>> begin The records

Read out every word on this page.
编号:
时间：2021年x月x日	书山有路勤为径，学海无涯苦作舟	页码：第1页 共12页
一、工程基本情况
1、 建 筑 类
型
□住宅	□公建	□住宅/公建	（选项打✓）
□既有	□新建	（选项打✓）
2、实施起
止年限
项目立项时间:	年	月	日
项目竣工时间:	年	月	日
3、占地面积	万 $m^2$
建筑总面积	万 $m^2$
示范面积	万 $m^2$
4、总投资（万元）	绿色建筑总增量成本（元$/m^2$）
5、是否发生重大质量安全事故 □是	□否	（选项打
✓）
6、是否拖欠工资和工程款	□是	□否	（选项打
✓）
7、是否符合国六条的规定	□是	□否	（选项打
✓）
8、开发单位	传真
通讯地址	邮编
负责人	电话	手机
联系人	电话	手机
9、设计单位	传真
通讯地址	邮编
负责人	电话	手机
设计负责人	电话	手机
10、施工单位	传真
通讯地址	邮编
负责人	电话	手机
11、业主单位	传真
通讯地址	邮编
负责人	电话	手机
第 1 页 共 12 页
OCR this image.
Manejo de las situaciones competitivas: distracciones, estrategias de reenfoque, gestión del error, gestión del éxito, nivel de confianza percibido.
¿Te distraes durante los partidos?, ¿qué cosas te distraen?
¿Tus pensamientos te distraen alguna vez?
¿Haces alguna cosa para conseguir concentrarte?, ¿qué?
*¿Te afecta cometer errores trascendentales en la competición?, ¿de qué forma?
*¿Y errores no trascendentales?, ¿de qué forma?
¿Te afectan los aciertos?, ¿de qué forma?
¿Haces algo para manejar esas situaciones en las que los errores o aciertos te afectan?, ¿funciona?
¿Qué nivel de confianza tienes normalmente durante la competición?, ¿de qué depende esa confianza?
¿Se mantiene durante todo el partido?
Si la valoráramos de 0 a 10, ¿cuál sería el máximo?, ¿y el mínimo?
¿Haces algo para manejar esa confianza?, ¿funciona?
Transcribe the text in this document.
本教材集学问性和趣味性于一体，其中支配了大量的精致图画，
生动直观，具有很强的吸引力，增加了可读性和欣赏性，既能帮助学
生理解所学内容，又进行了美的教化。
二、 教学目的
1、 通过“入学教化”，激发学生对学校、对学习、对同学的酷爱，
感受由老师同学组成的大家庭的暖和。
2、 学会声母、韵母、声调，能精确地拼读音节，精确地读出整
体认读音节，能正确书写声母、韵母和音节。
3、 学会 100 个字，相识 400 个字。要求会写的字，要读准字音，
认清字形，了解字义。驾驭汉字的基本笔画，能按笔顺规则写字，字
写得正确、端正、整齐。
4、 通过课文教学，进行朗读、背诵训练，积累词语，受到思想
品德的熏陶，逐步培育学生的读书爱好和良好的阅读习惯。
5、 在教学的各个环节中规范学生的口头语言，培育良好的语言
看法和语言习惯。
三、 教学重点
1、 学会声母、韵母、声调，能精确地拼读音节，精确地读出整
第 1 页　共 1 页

>> end The records

▶ Written problem: Search the lines above for the string "errores" and copy each line that has it.

▶ Full output:
*¿Te afecta cometer errores trascendentales en la competición?, ¿de qué forma?
*¿Y errores no trascendentales?, ¿de qué forma?
¿Haces algo para manejar esas situaciones en las que los errores o aciertos te afectan?, ¿funciona?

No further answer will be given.